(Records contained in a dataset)
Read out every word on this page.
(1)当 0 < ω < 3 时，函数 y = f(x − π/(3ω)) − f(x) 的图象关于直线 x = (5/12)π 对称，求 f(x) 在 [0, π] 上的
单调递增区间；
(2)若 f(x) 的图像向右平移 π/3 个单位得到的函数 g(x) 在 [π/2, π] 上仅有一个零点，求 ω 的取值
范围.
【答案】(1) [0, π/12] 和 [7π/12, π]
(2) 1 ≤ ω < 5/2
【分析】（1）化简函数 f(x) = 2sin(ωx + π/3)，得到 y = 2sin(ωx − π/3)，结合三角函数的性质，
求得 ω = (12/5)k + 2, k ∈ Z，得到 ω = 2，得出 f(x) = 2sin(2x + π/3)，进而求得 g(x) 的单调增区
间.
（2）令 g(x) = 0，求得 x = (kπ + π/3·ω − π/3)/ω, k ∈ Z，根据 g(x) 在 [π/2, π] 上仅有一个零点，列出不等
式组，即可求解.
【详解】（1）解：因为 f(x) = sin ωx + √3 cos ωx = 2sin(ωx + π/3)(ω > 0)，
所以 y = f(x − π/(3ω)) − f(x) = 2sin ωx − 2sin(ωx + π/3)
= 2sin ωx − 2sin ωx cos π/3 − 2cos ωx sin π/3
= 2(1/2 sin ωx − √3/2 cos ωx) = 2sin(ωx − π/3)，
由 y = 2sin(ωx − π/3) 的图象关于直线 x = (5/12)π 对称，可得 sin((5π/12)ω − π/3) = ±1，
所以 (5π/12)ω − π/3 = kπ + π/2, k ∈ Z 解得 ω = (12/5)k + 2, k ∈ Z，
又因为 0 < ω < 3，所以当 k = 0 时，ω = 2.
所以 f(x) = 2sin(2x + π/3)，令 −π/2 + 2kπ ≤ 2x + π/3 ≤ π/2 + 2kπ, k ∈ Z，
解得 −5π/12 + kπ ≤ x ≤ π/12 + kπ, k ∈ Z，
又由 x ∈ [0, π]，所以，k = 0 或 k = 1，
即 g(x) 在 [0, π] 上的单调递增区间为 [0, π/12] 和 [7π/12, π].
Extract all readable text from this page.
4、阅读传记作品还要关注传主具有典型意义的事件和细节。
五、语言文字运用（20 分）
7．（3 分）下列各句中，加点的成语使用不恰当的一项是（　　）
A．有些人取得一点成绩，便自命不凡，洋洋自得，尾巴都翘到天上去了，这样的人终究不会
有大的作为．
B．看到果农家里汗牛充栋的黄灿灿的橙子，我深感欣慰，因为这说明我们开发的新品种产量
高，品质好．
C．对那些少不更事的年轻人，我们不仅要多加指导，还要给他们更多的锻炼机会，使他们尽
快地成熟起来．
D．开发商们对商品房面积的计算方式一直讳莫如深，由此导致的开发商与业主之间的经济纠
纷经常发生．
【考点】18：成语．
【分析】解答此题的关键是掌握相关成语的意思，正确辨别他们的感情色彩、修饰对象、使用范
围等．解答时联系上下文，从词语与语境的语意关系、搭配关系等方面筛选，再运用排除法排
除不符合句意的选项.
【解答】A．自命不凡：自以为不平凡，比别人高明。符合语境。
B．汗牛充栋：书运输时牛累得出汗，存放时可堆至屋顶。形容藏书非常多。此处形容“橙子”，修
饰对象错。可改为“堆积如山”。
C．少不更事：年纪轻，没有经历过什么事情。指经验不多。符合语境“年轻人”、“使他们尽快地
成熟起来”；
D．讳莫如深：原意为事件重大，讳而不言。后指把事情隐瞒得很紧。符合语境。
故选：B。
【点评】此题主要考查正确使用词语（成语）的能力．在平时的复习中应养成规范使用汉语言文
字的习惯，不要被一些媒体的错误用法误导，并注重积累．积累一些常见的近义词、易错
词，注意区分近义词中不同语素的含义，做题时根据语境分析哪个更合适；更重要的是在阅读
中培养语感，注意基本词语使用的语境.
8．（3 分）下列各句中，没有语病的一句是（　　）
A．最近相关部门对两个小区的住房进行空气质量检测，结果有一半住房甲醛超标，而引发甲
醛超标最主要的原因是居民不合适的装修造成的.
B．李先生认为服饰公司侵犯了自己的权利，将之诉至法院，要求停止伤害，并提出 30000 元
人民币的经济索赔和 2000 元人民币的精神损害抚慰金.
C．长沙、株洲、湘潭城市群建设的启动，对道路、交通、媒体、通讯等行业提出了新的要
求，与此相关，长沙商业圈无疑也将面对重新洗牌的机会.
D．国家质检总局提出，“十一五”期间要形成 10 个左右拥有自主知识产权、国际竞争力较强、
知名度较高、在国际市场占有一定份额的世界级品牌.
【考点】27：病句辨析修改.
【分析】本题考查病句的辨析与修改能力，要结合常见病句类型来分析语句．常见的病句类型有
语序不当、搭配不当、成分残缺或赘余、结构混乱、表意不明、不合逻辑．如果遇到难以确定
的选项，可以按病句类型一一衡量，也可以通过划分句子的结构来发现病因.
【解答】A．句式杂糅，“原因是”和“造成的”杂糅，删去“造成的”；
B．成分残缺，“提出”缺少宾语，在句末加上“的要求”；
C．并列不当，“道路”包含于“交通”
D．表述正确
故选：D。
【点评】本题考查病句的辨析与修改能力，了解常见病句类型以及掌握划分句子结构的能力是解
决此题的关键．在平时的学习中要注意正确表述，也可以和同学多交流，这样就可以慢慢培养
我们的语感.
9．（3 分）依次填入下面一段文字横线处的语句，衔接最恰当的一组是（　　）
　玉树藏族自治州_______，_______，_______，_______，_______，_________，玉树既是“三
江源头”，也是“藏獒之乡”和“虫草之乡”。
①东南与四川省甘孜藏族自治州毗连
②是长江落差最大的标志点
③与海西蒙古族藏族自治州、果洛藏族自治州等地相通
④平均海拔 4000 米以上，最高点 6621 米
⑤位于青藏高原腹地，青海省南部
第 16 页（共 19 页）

WHAT IS REQUIRED |
Extract each entry in full, exactly as given.

EXERCISE RESPONSE |
Read out every word on this page.
(1)当 0 < ω < 3 时，函数 y = f(x − π/(3ω)) − f(x) 的图象关于直线 x = (5/12)π 对称，求 f(x) 在 [0, π] 上的
单调递增区间；
(2)若 f(x) 的图像向右平移 π/3 个单位得到的函数 g(x) 在 [π/2, π] 上仅有一个零点，求 ω 的取值
范围.
【答案】(1) [0, π/12] 和 [7π/12, π]
(2) 1 ≤ ω < 5/2
【分析】（1）化简函数 f(x) = 2sin(ωx + π/3)，得到 y = 2sin(ωx − π/3)，结合三角函数的性质，
求得 ω = (12/5)k + 2, k ∈ Z，得到 ω = 2，得出 f(x) = 2sin(2x + π/3)，进而求得 g(x) 的单调增区
间.
（2）令 g(x) = 0，求得 x = (kπ + π/3·ω − π/3)/ω, k ∈ Z，根据 g(x) 在 [π/2, π] 上仅有一个零点，列出不等
式组，即可求解.
【详解】（1）解：因为 f(x) = sin ωx + √3 cos ωx = 2sin(ωx + π/3)(ω > 0)，
所以 y = f(x − π/(3ω)) − f(x) = 2sin ωx − 2sin(ωx + π/3)
= 2sin ωx − 2sin ωx cos π/3 − 2cos ωx sin π/3
= 2(1/2 sin ωx − √3/2 cos ωx) = 2sin(ωx − π/3)，
由 y = 2sin(ωx − π/3) 的图象关于直线 x = (5/12)π 对称，可得 sin((5π/12)ω − π/3) = ±1，
所以 (5π/12)ω − π/3 = kπ + π/2, k ∈ Z 解得 ω = (12/5)k + 2, k ∈ Z，
又因为 0 < ω < 3，所以当 k = 0 时，ω = 2.
所以 f(x) = 2sin(2x + π/3)，令 −π/2 + 2kπ ≤ 2x + π/3 ≤ π/2 + 2kπ, k ∈ Z，
解得 −5π/12 + kπ ≤ x ≤ π/12 + kπ, k ∈ Z，
又由 x ∈ [0, π]，所以，k = 0 或 k = 1，
即 g(x) 在 [0, π] 上的单调递增区间为 [0, π/12] 和 [7π/12, π].
Extract all readable text from this page.
4、阅读传记作品还要关注传主具有典型意义的事件和细节。
五、语言文字运用（20 分）
7．（3 分）下列各句中，加点的成语使用不恰当的一项是（　　）
A．有些人取得一点成绩，便自命不凡，洋洋自得，尾巴都翘到天上去了，这样的人终究不会
有大的作为．
B．看到果农家里汗牛充栋的黄灿灿的橙子，我深感欣慰，因为这说明我们开发的新品种产量
高，品质好．
C．对那些少不更事的年轻人，我们不仅要多加指导，还要给他们更多的锻炼机会，使他们尽
快地成熟起来．
D．开发商们对商品房面积的计算方式一直讳莫如深，由此导致的开发商与业主之间的经济纠
纷经常发生．
【考点】18：成语．
【分析】解答此题的关键是掌握相关成语的意思，正确辨别他们的感情色彩、修饰对象、使用范
围等．解答时联系上下文，从词语与语境的语意关系、搭配关系等方面筛选，再运用排除法排
除不符合句意的选项.
【解答】A．自命不凡：自以为不平凡，比别人高明。符合语境。
B．汗牛充栋：书运输时牛累得出汗，存放时可堆至屋顶。形容藏书非常多。此处形容“橙子”，修
饰对象错。可改为“堆积如山”。
C．少不更事：年纪轻，没有经历过什么事情。指经验不多。符合语境“年轻人”、“使他们尽快地
成熟起来”；
D．讳莫如深：原意为事件重大，讳而不言。后指把事情隐瞒得很紧。符合语境。
故选：B。
【点评】此题主要考查正确使用词语（成语）的能力．在平时的复习中应养成规范使用汉语言文
字的习惯，不要被一些媒体的错误用法误导，并注重积累．积累一些常见的近义词、易错
词，注意区分近义词中不同语素的含义，做题时根据语境分析哪个更合适；更重要的是在阅读
中培养语感，注意基本词语使用的语境.
8．（3 分）下列各句中，没有语病的一句是（　　）
A．最近相关部门对两个小区的住房进行空气质量检测，结果有一半住房甲醛超标，而引发甲
醛超标最主要的原因是居民不合适的装修造成的.
B．李先生认为服饰公司侵犯了自己的权利，将之诉至法院，要求停止伤害，并提出 30000 元
人民币的经济索赔和 2000 元人民币的精神损害抚慰金.
C．长沙、株洲、湘潭城市群建设的启动，对道路、交通、媒体、通讯等行业提出了新的要
求，与此相关，长沙商业圈无疑也将面对重新洗牌的机会.
D．国家质检总局提出，“十一五”期间要形成 10 个左右拥有自主知识产权、国际竞争力较强、
知名度较高、在国际市场占有一定份额的世界级品牌.
【考点】27：病句辨析修改.
【分析】本题考查病句的辨析与修改能力，要结合常见病句类型来分析语句．常见的病句类型有
语序不当、搭配不当、成分残缺或赘余、结构混乱、表意不明、不合逻辑．如果遇到难以确定
的选项，可以按病句类型一一衡量，也可以通过划分句子的结构来发现病因.
【解答】A．句式杂糅，“原因是”和“造成的”杂糅，删去“造成的”；
B．成分残缺，“提出”缺少宾语，在句末加上“的要求”；
C．并列不当，“道路”包含于“交通”
D．表述正确
故选：D。
【点评】本题考查病句的辨析与修改能力，了解常见病句类型以及掌握划分句子结构的能力是解
决此题的关键．在平时的学习中要注意正确表述，也可以和同学多交流，这样就可以慢慢培养
我们的语感.
9．（3 分）依次填入下面一段文字横线处的语句，衔接最恰当的一组是（　　）
　玉树藏族自治州_______，_______，_______，_______，_______，_________，玉树既是“三
江源头”，也是“藏獒之乡”和“虫草之乡”。
①东南与四川省甘孜藏族自治州毗连
②是长江落差最大的标志点
③与海西蒙古族藏族自治州、果洛藏族自治州等地相通
④平均海拔 4000 米以上，最高点 6621 米
⑤位于青藏高原腹地，青海省南部
第 16 页（共 19 页）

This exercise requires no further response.